**DATA LISTING**
○ ○ ○ ○ ○
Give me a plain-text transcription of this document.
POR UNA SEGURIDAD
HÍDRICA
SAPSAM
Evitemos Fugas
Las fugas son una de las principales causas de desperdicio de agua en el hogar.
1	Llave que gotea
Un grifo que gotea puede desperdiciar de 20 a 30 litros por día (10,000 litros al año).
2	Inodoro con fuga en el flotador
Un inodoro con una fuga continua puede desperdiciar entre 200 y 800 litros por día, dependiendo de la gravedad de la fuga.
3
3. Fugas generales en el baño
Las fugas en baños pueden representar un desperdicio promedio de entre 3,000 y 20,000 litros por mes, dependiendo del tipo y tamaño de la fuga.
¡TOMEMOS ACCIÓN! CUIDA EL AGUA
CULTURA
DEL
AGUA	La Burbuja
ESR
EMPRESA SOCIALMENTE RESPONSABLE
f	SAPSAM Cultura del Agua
○ ○ ○ ○ ○
**SET PROBLEM**
Identify every line holding the word "desperdiciar" and copy it out.

**RESULT**
Un grifo que gotea puede desperdiciar de 20 a 30 litros por día (10,000 litros al año).
Un inodoro con una fuga continua puede desperdiciar entre 200 y 800 litros por día, dependiendo de la gravedad de la fuga.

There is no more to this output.